AIM OF THE EXERCISE:
Could you format the data as a JSON list of strings, one string per line, from the start of the data through the line holding "heatmap-cell xyxy=(812,225,826,247)", inclusive, leaving out any blank lines?

GIVEN DATA:
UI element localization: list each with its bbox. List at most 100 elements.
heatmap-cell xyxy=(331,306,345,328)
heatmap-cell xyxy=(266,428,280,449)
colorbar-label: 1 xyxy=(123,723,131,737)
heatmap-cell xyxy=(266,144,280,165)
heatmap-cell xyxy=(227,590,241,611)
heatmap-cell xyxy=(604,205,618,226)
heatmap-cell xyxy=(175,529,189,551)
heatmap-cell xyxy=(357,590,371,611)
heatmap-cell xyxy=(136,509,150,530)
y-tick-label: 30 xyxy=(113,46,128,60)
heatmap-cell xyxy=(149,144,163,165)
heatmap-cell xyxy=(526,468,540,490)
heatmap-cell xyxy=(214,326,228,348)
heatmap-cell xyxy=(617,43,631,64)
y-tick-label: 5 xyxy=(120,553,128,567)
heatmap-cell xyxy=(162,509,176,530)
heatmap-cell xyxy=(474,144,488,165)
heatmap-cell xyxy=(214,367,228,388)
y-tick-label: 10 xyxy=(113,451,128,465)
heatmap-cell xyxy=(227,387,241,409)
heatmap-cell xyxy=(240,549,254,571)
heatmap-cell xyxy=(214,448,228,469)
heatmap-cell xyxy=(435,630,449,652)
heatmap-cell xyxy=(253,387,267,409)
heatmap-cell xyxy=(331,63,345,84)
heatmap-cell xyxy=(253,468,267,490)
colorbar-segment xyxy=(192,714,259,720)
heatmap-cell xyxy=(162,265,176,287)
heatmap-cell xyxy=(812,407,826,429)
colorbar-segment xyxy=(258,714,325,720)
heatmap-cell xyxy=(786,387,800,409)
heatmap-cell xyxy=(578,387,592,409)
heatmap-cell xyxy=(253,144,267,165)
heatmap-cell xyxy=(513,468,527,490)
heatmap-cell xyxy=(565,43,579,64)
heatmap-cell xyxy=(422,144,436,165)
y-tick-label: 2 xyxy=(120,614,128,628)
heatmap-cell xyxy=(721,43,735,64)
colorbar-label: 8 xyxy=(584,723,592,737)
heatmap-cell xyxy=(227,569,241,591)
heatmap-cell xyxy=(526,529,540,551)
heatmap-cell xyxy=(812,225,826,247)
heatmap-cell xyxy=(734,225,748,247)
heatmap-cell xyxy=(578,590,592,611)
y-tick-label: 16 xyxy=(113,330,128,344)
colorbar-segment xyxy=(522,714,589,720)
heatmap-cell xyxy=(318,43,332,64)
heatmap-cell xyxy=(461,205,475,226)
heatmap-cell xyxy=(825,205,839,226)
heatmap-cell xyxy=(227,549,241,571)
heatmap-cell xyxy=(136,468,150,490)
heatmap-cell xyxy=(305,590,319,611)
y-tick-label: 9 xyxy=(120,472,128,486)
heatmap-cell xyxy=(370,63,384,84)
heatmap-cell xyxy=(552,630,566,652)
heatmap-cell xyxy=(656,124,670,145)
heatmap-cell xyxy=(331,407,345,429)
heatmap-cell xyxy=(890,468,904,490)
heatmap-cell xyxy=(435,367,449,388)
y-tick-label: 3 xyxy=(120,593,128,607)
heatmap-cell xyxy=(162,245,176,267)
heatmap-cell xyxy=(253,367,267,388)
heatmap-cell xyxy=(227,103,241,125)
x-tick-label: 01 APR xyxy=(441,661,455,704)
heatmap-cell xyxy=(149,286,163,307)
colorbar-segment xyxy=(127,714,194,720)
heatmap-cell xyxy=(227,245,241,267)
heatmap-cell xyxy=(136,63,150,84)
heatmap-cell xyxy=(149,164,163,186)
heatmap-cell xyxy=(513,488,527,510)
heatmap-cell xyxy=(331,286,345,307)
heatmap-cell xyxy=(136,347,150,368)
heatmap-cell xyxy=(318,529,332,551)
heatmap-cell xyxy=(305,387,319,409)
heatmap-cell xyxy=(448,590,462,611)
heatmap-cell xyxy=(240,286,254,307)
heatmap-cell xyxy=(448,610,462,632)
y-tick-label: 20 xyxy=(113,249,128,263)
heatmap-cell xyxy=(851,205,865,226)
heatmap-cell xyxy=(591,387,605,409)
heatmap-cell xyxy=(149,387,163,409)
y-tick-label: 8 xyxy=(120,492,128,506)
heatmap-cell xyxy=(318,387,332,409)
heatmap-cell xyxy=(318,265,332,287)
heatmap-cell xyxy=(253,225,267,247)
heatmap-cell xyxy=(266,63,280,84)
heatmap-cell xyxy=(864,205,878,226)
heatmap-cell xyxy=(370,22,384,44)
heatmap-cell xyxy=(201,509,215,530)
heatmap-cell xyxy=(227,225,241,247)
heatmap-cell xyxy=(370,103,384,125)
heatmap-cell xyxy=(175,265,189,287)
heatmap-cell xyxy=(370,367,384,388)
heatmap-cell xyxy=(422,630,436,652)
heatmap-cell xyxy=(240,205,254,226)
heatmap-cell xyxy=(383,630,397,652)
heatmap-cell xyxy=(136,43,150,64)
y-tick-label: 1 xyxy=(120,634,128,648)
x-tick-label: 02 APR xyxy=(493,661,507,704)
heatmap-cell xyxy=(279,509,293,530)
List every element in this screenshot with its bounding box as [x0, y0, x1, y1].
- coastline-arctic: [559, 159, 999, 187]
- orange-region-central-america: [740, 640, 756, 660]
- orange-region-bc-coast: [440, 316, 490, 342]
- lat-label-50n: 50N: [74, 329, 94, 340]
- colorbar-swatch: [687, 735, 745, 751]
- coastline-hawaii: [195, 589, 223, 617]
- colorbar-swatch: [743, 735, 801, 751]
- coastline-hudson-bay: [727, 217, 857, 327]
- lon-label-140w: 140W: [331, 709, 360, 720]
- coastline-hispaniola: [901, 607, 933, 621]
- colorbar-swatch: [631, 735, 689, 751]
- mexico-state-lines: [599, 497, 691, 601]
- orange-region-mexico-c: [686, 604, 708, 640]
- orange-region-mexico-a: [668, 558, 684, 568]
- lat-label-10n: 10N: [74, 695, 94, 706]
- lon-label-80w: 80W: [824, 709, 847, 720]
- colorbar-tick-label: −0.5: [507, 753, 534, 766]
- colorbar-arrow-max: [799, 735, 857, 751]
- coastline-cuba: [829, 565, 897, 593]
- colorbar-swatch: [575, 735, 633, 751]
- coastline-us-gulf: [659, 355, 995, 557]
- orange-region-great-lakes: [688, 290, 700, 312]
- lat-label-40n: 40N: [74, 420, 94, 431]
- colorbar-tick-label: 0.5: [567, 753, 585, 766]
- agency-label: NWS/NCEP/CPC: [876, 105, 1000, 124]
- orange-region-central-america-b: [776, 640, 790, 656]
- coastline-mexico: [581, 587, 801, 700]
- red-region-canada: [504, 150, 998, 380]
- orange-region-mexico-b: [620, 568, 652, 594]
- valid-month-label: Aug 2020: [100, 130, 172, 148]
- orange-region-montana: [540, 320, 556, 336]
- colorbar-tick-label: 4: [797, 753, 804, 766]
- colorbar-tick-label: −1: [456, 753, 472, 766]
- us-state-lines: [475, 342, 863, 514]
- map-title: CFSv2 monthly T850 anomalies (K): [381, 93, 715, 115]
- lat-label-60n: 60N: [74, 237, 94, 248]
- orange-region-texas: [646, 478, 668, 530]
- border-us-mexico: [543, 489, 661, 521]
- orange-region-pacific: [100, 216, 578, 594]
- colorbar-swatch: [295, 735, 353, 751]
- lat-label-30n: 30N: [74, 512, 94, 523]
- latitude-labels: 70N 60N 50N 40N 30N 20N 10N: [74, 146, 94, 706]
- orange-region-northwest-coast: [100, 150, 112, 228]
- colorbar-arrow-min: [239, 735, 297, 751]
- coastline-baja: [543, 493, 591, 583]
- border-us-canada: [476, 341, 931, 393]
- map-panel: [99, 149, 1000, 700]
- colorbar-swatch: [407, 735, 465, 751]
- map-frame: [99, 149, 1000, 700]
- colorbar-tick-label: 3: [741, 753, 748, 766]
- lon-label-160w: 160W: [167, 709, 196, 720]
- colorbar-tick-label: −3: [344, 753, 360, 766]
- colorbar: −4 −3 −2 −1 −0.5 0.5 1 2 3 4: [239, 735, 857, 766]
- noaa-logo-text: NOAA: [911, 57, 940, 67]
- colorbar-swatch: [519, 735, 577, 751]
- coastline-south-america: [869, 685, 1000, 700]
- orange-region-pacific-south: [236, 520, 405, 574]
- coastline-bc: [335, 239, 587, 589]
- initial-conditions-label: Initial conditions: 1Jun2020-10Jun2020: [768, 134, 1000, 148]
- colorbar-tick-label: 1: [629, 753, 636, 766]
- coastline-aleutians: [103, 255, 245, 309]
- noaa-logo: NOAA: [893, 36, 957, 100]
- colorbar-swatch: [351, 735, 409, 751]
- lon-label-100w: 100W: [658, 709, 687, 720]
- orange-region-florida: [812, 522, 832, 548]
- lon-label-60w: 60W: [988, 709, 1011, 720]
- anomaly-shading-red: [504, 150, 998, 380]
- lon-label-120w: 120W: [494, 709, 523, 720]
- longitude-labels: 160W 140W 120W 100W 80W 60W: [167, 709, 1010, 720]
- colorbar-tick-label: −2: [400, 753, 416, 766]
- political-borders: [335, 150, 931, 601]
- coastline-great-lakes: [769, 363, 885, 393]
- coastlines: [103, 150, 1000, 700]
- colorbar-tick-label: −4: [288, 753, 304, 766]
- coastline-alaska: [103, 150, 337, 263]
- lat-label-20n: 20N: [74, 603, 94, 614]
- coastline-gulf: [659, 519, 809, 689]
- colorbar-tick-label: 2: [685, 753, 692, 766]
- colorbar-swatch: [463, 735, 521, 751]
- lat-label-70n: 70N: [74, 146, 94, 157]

TASK RESPONSE:
[
  "UI element localization: list each with its bbox. List at most 100 elements.",
  "heatmap-cell xyxy=(331,306,345,328)",
  "heatmap-cell xyxy=(266,428,280,449)",
  "colorbar-label: 1 xyxy=(123,723,131,737)",
  "heatmap-cell xyxy=(266,144,280,165)",
  "heatmap-cell xyxy=(227,590,241,611)",
  "heatmap-cell xyxy=(604,205,618,226)",
  "heatmap-cell xyxy=(175,529,189,551)",
  "heatmap-cell xyxy=(357,590,371,611)",
  "heatmap-cell xyxy=(136,509,150,530)",
  "y-tick-label: 30 xyxy=(113,46,128,60)",
  "heatmap-cell xyxy=(149,144,163,165)",
  "heatmap-cell xyxy=(526,468,540,490)",
  "heatmap-cell xyxy=(214,326,228,348)",
  "heatmap-cell xyxy=(617,43,631,64)",
  "y-tick-label: 5 xyxy=(120,553,128,567)",
  "heatmap-cell xyxy=(162,509,176,530)",
  "heatmap-cell xyxy=(474,144,488,165)",
  "heatmap-cell xyxy=(214,367,228,388)",
  "y-tick-label: 10 xyxy=(113,451,128,465)",
  "heatmap-cell xyxy=(227,387,241,409)",
  "heatmap-cell xyxy=(240,549,254,571)",
  "heatmap-cell xyxy=(214,448,228,469)",
  "heatmap-cell xyxy=(435,630,449,652)",
  "heatmap-cell xyxy=(253,387,267,409)",
  "heatmap-cell xyxy=(331,63,345,84)",
  "heatmap-cell xyxy=(253,468,267,490)",
  "colorbar-segment xyxy=(192,714,259,720)",
  "heatmap-cell xyxy=(162,265,176,287)",
  "heatmap-cell xyxy=(812,407,826,429)",
  "colorbar-segment xyxy=(258,714,325,720)",
  "heatmap-cell xyxy=(786,387,800,409)",
  "heatmap-cell xyxy=(578,387,592,409)",
  "heatmap-cell xyxy=(253,144,267,165)",
  "heatmap-cell xyxy=(513,468,527,490)",
  "heatmap-cell xyxy=(565,43,579,64)",
  "heatmap-cell xyxy=(422,144,436,165)",
  "y-tick-label: 2 xyxy=(120,614,128,628)",
  "heatmap-cell xyxy=(721,43,735,64)",
  "colorbar-label: 8 xyxy=(584,723,592,737)",
  "heatmap-cell xyxy=(227,569,241,591)",
  "heatmap-cell xyxy=(526,529,540,551)",
  "heatmap-cell xyxy=(812,225,826,247)"
]